The input.
==========
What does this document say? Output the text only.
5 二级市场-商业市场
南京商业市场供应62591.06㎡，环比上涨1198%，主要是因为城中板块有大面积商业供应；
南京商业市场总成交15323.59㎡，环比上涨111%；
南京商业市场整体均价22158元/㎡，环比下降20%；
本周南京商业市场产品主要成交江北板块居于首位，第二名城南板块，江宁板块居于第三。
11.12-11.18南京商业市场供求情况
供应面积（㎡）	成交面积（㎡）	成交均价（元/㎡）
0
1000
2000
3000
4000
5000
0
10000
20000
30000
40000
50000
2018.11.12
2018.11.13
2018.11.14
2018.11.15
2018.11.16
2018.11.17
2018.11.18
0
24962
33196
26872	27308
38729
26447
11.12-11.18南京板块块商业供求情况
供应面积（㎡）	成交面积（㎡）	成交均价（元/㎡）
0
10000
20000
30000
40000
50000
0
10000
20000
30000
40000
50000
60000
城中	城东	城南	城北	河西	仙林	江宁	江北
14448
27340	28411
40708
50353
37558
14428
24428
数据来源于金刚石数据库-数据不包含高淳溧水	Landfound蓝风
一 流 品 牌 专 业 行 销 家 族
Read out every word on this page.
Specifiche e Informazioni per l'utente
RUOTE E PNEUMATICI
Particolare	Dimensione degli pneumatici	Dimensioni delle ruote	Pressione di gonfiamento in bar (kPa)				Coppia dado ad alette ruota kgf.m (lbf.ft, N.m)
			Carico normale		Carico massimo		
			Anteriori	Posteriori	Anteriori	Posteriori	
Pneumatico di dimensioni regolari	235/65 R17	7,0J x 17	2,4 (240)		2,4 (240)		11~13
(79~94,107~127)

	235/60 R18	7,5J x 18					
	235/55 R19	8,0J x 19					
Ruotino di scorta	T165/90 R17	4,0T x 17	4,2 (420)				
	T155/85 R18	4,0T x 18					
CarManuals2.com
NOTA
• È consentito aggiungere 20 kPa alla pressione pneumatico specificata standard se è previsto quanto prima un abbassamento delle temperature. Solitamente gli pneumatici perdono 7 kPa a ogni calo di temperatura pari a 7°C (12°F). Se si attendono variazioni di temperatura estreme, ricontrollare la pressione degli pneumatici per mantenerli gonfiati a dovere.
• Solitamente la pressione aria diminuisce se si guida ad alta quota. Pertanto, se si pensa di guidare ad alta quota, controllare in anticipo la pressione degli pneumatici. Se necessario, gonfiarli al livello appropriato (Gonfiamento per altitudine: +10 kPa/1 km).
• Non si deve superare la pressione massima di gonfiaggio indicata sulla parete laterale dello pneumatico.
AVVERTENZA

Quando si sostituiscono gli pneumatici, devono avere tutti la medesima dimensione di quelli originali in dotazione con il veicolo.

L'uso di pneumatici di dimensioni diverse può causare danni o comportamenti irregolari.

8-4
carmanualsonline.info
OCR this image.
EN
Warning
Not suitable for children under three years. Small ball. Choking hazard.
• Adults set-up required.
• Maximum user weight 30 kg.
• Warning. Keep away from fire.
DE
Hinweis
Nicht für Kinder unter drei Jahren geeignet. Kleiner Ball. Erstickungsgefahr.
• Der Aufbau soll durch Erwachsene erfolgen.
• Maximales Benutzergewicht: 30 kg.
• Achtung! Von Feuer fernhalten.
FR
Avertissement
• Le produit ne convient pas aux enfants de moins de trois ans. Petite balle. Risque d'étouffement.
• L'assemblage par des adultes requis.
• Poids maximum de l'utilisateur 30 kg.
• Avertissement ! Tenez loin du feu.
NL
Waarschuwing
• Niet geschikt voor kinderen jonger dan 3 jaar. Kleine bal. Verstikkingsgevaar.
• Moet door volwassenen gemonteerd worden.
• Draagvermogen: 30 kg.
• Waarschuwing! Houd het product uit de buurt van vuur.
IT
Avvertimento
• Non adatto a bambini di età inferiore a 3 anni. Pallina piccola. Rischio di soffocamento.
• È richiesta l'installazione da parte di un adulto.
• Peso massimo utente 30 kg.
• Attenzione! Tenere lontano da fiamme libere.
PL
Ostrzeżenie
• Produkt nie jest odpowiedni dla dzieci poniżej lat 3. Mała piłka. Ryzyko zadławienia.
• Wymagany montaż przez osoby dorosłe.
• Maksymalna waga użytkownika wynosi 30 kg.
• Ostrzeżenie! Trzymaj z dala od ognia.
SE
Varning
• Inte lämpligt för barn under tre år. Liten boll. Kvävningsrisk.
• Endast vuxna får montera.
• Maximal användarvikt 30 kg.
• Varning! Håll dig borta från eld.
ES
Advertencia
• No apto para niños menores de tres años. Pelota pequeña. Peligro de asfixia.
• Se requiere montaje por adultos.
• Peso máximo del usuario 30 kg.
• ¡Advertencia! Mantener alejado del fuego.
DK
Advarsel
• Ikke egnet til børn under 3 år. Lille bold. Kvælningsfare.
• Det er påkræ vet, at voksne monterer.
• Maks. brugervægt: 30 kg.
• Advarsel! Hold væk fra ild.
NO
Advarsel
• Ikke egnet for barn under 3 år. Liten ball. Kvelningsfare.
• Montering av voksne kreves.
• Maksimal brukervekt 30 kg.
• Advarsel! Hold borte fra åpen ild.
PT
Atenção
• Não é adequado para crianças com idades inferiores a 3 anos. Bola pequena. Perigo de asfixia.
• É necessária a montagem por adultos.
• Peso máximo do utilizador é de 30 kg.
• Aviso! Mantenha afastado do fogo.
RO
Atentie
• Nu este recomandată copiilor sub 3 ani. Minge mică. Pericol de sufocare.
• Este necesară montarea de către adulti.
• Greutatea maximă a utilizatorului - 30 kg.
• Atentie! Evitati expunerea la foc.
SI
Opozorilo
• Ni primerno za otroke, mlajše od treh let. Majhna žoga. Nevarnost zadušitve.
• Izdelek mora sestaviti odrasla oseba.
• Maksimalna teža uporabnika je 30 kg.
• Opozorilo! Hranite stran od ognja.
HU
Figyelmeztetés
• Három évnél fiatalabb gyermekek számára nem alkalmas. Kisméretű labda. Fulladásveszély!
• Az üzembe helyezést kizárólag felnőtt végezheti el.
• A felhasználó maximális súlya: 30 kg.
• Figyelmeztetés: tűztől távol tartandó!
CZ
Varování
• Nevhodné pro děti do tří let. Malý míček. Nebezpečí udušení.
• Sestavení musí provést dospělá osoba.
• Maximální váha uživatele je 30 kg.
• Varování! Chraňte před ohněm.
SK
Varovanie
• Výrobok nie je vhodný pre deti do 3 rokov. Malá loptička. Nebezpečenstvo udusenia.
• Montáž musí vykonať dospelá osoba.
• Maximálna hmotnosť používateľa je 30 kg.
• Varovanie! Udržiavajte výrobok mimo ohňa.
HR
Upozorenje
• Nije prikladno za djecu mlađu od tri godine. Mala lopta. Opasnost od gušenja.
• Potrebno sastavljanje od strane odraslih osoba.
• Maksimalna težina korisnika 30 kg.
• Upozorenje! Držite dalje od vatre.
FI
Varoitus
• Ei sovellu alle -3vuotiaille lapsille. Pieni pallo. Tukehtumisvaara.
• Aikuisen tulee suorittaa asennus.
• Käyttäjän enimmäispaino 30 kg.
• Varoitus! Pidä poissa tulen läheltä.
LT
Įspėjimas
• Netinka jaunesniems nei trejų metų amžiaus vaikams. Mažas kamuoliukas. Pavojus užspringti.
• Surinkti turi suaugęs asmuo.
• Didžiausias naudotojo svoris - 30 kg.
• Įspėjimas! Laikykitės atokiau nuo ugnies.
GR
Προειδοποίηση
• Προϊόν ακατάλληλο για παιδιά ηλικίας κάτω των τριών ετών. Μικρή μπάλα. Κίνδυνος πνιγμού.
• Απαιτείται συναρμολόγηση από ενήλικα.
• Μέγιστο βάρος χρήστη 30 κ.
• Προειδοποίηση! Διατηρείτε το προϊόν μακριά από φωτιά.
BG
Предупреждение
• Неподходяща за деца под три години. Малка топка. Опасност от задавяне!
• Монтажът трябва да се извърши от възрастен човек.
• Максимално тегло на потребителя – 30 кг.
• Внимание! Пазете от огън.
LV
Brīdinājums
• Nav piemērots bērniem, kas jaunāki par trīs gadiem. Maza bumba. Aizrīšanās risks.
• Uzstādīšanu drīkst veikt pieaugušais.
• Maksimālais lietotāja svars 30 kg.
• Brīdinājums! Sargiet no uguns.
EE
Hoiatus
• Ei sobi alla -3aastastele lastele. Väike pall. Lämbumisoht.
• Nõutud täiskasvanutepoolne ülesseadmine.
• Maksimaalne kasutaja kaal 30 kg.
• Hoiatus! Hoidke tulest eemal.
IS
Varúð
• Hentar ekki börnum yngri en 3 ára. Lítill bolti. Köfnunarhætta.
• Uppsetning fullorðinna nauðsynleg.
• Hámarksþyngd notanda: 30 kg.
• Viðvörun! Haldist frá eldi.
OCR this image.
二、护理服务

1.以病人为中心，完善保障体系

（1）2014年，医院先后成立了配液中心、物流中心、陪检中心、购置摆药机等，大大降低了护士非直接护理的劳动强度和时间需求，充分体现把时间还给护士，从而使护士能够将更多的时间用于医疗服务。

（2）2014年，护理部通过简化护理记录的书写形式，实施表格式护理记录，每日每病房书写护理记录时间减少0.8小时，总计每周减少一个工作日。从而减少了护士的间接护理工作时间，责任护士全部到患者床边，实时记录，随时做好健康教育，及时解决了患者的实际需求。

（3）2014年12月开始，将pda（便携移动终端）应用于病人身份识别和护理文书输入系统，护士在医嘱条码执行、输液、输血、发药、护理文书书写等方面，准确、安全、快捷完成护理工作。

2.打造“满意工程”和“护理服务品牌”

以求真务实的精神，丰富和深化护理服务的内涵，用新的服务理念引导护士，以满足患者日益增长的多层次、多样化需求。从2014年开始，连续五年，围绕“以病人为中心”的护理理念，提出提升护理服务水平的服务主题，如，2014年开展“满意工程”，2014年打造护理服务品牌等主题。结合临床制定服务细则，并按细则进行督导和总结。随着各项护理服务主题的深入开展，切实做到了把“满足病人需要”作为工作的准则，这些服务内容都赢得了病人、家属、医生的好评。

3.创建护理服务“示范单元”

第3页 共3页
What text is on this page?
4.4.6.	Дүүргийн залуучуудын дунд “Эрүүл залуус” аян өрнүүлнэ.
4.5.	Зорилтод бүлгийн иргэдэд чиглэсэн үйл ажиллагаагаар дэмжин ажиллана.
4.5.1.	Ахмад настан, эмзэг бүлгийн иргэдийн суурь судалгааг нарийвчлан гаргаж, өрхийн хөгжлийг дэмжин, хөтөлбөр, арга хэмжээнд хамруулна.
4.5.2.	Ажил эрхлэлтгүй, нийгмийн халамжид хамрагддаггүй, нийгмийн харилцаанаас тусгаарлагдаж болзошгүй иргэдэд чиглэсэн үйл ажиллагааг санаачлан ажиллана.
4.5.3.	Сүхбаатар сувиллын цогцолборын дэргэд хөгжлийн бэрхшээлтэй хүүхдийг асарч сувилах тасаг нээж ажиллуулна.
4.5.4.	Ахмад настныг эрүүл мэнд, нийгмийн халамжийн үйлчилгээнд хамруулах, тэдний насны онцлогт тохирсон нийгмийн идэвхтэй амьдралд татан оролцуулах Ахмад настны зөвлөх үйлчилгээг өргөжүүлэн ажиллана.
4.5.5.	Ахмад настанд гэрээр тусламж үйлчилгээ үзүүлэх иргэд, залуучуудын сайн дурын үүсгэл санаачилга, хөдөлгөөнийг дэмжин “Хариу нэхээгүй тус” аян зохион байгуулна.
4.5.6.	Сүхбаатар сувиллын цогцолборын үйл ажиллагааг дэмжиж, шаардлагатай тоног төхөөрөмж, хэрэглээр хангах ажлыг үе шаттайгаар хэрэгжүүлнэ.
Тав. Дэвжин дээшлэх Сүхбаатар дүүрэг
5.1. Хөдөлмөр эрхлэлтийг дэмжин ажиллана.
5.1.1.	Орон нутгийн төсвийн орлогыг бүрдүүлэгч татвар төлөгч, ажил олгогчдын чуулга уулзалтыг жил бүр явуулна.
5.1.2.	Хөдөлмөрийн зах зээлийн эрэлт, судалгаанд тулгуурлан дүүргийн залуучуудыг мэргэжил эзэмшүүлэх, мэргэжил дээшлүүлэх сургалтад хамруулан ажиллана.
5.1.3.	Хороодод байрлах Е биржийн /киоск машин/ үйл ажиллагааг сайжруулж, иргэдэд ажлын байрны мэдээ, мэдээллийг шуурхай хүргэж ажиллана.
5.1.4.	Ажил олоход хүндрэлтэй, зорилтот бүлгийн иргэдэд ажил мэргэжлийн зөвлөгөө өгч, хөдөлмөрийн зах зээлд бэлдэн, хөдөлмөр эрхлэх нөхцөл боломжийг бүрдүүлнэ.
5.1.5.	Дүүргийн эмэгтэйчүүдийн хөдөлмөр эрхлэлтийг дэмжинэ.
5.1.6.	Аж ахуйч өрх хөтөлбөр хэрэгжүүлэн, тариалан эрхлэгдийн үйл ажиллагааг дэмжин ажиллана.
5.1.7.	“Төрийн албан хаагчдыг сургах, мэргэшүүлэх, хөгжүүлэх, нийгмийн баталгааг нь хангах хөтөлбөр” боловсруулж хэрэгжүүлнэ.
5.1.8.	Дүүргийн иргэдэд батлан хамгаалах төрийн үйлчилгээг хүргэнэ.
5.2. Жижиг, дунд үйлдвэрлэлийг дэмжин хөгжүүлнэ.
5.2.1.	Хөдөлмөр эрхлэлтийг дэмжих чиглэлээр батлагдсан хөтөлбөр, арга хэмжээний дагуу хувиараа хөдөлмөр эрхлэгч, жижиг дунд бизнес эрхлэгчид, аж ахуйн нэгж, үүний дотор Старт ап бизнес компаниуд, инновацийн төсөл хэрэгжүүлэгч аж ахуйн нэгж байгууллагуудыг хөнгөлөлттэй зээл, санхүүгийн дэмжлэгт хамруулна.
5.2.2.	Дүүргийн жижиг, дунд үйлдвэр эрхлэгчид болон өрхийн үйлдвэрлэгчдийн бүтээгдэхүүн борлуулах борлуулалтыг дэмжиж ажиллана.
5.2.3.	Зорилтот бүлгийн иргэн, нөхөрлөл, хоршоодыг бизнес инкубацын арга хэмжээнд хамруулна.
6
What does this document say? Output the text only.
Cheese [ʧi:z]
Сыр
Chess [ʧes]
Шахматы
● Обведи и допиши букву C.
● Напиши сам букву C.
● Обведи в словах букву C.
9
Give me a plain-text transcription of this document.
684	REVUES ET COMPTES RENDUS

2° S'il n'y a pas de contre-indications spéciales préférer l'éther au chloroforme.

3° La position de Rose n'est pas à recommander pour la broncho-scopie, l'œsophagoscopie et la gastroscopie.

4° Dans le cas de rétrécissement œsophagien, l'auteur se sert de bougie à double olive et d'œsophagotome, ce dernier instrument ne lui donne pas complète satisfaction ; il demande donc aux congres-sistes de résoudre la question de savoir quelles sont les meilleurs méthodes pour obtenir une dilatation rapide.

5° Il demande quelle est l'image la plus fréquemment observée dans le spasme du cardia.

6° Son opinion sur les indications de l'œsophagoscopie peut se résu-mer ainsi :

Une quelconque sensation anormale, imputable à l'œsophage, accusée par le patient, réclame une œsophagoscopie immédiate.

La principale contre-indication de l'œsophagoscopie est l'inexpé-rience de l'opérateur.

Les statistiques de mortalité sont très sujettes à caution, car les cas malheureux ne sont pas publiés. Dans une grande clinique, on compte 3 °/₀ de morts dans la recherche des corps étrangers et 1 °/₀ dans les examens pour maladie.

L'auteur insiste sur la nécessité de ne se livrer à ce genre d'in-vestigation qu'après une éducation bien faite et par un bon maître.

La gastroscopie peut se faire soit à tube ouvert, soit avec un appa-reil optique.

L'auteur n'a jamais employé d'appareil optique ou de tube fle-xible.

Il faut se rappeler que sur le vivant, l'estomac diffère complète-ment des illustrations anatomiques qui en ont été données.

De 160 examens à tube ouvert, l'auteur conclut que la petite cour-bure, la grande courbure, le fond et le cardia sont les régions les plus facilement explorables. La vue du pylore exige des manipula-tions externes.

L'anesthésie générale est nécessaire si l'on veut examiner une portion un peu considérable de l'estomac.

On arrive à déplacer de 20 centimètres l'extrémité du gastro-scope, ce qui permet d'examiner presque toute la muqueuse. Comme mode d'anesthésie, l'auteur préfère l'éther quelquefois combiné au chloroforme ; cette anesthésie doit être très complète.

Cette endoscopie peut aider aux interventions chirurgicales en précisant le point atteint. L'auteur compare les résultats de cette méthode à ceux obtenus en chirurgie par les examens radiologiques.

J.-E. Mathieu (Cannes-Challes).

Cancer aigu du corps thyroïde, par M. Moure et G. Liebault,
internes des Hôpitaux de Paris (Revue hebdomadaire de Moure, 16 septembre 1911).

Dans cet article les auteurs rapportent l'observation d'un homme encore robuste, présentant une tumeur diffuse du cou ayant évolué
==========
Each line above that includes "Moure" should be shown.

Correct response.
Cancer aigu du corps thyroïde, par M. Moure et G. Liebault,
internes des Hôpitaux de Paris (Revue hebdomadaire de Moure, 16 septembre 1911).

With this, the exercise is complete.